→ **Stated problem**
Emit only the lines from the line containing "OCR this image." through the last line of the entries, unchanged.

→ **Available data**

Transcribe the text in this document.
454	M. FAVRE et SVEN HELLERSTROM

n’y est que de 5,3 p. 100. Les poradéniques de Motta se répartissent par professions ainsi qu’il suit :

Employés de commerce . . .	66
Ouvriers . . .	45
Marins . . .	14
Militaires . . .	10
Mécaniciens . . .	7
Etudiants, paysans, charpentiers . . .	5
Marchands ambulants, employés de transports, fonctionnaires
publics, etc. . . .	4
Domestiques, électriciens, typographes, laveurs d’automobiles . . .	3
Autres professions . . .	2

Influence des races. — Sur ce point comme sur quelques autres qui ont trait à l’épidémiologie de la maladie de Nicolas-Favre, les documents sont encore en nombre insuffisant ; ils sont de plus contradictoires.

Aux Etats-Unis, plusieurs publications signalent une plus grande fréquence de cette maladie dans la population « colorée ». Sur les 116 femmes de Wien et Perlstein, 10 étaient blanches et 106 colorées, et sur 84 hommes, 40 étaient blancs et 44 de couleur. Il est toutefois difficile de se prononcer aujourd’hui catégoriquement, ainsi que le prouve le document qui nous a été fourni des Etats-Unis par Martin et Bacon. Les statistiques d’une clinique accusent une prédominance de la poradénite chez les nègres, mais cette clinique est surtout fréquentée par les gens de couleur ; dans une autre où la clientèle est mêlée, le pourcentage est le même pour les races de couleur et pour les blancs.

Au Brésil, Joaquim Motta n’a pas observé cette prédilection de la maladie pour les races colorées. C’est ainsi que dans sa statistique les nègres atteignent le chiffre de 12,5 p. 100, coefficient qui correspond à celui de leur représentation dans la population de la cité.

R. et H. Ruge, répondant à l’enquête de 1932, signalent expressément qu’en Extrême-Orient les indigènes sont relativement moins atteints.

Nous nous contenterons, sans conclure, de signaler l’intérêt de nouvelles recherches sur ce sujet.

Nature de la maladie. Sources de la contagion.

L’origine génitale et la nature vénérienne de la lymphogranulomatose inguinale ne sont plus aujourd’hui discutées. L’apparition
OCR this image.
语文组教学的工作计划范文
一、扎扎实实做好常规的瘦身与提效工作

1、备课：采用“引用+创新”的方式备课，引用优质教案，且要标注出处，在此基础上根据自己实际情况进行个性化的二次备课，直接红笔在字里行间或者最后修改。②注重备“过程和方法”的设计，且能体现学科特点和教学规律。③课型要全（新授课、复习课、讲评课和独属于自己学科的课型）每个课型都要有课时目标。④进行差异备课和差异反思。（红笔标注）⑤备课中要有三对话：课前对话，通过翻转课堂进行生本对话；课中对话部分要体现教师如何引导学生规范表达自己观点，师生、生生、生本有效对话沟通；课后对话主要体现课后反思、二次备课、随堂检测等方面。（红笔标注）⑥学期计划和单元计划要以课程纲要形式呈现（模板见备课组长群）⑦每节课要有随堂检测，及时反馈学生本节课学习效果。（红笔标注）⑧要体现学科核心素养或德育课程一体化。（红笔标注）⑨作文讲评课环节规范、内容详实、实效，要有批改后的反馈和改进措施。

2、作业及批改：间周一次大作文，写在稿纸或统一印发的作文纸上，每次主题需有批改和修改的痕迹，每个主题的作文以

→ **The completed task**
OCR this image.
语文组教学的工作计划范文
一、扎扎实实做好常规的瘦身与提效工作

1、备课：采用“引用+创新”的方式备课，引用优质教案，且要标注出处，在此基础上根据自己实际情况进行个性化的二次备课，直接红笔在字里行间或者最后修改。②注重备“过程和方法”的设计，且能体现学科特点和教学规律。③课型要全（新授课、复习课、讲评课和独属于自己学科的课型）每个课型都要有课时目标。④进行差异备课和差异反思。（红笔标注）⑤备课中要有三对话：课前对话，通过翻转课堂进行生本对话；课中对话部分要体现教师如何引导学生规范表达自己观点，师生、生生、生本有效对话沟通；课后对话主要体现课后反思、二次备课、随堂检测等方面。（红笔标注）⑥学期计划和单元计划要以课程纲要形式呈现（模板见备课组长群）⑦每节课要有随堂检测，及时反馈学生本节课学习效果。（红笔标注）⑧要体现学科核心素养或德育课程一体化。（红笔标注）⑨作文讲评课环节规范、内容详实、实效，要有批改后的反馈和改进措施。

2、作业及批改：间周一次大作文，写在稿纸或统一印发的作文纸上，每次主题需有批改和修改的痕迹，每个主题的作文以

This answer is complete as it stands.